» Provided entries

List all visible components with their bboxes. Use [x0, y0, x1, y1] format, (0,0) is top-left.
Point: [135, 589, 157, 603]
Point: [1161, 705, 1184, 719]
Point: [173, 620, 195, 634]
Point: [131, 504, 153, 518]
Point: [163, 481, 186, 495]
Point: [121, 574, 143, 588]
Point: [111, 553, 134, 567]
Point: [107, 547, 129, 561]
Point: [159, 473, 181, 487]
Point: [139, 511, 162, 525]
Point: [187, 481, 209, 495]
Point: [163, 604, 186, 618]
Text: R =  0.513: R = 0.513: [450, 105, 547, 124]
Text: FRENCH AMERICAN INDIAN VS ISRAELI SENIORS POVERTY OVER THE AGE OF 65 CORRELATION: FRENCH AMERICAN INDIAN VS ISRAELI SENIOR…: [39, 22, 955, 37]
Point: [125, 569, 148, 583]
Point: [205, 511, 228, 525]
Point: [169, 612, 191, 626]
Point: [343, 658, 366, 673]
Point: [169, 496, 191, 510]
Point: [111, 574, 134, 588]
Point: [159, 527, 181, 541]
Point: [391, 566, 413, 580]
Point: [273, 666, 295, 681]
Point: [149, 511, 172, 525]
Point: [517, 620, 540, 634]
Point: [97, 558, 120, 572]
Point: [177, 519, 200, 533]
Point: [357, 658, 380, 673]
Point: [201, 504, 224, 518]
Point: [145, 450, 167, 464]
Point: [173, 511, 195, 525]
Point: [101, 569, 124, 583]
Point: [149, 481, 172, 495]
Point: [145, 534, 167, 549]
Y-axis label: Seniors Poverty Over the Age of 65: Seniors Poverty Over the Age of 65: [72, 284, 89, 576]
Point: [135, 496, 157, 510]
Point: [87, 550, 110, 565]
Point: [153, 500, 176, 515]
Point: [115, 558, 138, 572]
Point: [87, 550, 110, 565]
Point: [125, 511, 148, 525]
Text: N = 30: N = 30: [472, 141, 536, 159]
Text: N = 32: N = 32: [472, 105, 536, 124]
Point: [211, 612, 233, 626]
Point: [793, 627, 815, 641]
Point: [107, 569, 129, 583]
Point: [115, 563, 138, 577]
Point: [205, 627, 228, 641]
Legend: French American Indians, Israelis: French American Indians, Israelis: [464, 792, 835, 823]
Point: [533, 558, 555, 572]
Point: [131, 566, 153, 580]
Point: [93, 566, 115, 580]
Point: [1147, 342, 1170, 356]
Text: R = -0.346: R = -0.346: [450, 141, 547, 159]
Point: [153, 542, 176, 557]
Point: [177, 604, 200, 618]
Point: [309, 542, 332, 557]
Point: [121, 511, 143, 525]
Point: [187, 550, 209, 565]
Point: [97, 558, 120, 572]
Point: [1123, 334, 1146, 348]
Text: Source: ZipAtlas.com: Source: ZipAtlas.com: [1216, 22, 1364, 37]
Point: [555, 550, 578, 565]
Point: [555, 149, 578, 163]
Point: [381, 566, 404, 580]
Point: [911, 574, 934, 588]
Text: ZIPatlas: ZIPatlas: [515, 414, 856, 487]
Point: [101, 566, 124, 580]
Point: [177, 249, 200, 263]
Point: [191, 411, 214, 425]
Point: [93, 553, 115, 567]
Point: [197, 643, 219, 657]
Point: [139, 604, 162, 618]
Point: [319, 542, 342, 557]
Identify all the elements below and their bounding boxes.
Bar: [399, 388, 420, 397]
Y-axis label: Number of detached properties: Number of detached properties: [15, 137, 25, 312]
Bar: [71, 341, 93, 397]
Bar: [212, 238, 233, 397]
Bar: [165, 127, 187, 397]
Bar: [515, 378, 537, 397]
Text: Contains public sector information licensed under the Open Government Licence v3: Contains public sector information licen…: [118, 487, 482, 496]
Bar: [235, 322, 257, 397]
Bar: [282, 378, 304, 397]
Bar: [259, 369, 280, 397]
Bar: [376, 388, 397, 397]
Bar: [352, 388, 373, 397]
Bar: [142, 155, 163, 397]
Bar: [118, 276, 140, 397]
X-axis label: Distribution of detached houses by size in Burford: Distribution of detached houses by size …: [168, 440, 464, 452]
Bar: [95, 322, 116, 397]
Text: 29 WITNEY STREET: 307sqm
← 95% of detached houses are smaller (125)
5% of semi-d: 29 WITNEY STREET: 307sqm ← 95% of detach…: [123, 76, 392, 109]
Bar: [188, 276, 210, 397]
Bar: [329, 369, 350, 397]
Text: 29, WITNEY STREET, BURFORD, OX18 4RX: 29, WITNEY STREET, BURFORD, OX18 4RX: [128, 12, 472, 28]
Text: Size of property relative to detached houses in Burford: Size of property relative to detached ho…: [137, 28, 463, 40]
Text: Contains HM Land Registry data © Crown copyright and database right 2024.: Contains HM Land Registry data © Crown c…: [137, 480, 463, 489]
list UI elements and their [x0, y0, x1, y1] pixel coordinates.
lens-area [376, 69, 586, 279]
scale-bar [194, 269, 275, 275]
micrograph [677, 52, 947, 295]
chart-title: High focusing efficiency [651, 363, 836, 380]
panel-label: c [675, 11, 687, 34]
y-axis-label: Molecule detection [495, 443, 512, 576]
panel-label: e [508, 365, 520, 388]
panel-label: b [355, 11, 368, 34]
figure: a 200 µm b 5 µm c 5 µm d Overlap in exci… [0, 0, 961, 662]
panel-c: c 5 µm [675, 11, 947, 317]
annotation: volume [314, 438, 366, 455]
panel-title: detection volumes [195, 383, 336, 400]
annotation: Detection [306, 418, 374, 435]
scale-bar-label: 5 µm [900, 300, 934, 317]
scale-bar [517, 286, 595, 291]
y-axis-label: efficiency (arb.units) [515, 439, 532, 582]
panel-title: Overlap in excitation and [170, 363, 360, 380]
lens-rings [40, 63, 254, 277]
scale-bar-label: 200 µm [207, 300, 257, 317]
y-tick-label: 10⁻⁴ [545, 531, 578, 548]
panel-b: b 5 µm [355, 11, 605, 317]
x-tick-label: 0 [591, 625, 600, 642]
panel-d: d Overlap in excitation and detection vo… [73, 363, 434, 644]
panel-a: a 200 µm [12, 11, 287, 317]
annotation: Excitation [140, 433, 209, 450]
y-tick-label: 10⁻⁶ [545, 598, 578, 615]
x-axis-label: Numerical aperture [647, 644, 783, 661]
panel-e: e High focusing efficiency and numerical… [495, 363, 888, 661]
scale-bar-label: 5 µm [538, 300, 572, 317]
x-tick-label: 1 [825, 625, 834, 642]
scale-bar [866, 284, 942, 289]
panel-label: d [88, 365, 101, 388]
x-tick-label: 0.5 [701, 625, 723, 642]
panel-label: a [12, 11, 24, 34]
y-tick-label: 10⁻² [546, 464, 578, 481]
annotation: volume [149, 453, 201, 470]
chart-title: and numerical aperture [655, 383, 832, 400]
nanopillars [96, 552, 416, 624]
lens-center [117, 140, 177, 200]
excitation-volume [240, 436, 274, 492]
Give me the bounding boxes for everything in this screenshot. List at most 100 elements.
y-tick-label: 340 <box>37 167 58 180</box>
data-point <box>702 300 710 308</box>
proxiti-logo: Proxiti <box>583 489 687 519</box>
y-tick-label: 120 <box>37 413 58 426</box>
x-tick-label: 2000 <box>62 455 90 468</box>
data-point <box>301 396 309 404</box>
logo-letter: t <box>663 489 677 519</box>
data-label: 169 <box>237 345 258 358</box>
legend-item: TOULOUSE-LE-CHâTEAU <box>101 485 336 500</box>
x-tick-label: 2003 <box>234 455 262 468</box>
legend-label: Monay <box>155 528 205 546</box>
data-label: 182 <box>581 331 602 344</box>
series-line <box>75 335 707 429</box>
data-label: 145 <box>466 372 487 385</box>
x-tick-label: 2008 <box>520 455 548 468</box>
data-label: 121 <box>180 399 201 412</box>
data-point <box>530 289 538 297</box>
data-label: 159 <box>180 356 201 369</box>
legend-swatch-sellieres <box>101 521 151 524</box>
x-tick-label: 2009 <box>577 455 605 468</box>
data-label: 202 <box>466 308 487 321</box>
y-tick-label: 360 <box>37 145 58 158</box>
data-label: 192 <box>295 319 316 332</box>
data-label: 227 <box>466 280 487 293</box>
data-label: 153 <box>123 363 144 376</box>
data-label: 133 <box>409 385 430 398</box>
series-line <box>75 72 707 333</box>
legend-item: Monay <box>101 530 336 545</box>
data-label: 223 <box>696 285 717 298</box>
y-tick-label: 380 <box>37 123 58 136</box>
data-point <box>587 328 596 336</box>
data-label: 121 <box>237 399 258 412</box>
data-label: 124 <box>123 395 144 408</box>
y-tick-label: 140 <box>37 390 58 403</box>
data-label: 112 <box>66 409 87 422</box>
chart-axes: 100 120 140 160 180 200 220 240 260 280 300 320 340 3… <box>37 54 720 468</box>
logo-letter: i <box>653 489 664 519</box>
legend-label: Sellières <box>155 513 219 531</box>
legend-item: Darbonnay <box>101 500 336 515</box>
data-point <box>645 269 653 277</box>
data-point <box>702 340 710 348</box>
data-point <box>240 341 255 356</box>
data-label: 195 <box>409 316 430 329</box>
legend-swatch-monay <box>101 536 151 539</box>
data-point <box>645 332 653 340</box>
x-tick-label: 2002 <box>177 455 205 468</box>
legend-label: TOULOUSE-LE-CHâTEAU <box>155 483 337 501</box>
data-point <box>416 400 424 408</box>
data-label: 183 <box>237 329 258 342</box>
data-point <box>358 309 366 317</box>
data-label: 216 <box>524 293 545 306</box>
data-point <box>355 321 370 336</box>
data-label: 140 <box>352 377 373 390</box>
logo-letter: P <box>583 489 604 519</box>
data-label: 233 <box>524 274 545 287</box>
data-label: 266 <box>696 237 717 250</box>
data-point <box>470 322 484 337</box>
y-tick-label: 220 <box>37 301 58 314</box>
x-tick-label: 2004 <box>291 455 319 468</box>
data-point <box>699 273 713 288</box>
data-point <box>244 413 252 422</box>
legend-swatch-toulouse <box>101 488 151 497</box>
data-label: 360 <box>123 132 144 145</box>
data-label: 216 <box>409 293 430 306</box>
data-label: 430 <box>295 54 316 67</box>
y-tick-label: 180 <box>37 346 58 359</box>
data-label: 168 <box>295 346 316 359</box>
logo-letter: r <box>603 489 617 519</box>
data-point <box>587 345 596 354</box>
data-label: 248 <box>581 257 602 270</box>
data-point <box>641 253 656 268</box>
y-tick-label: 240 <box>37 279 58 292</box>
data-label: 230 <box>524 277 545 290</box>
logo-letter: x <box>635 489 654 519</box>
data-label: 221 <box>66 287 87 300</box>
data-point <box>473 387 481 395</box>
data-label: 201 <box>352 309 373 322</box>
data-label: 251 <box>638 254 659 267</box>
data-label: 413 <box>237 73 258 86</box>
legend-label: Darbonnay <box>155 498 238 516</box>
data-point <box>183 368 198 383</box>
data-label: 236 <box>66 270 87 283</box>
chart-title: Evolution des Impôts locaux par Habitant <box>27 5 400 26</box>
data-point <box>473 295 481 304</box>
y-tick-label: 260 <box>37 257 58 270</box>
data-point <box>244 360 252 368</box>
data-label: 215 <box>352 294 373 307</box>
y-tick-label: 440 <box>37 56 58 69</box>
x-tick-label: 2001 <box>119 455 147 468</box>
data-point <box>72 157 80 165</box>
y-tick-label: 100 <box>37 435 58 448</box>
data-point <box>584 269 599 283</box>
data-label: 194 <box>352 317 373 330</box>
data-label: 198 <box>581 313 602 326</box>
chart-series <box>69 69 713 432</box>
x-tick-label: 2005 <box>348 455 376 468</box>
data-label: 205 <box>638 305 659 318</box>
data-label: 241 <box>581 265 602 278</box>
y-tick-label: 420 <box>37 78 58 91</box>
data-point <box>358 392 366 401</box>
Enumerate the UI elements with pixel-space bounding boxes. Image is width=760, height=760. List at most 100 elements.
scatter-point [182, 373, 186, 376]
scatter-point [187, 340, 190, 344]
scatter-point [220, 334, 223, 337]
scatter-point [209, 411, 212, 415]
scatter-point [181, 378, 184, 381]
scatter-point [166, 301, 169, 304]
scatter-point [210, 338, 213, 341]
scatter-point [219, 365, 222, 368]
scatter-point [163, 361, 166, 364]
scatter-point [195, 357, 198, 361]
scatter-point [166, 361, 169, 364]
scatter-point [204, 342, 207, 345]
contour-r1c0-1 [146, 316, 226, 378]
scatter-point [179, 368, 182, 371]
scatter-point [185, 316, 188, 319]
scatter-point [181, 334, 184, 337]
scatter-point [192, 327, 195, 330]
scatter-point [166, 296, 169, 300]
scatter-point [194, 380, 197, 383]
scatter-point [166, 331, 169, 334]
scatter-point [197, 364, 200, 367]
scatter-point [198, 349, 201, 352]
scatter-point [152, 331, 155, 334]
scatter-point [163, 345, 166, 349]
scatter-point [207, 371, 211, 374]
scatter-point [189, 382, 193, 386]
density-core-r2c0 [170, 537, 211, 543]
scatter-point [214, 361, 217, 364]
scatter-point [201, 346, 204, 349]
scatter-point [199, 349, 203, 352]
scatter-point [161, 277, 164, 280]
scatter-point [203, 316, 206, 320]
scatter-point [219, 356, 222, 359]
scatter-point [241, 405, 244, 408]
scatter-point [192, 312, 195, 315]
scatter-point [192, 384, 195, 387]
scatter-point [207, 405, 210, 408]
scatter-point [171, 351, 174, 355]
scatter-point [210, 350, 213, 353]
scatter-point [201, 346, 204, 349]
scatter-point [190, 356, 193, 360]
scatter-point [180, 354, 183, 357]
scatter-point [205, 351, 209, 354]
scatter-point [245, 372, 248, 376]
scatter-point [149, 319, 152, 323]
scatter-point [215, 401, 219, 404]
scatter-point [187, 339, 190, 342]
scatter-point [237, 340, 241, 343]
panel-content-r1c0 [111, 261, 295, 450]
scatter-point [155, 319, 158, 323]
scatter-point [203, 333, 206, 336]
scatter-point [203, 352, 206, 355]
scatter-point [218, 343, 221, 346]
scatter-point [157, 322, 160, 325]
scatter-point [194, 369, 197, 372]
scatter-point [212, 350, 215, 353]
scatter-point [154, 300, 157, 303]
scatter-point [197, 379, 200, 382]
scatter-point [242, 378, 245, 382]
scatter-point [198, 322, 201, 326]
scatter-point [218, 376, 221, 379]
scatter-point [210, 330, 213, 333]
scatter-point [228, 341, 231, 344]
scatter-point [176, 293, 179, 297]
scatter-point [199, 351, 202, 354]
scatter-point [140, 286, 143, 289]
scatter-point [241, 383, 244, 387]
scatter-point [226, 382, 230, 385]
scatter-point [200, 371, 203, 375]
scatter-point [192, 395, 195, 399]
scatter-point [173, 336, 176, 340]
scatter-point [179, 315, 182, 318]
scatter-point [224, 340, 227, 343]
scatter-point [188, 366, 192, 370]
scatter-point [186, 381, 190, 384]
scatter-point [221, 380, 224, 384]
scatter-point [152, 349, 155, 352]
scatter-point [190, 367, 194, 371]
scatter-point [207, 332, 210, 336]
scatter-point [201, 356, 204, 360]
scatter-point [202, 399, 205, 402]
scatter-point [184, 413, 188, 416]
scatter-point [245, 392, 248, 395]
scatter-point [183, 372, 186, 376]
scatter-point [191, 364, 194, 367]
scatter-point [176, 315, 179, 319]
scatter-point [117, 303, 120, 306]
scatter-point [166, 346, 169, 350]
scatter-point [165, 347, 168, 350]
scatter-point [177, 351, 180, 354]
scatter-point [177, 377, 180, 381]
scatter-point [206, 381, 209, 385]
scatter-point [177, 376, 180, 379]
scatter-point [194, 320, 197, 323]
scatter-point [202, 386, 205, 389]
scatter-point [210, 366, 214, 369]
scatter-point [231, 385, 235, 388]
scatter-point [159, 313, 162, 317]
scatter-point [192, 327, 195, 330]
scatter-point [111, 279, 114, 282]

» What to produce
Can you copy out the rows word for word, starting at the first row and ending at the row that contains "Point: [107, 547, 129, 561]", with both of those rows included?

» Task answer
List all visible components with their bboxes. Use [x0, y0, x1, y1] format, (0,0) is top-left.
Point: [135, 589, 157, 603]
Point: [1161, 705, 1184, 719]
Point: [173, 620, 195, 634]
Point: [131, 504, 153, 518]
Point: [163, 481, 186, 495]
Point: [121, 574, 143, 588]
Point: [111, 553, 134, 567]
Point: [107, 547, 129, 561]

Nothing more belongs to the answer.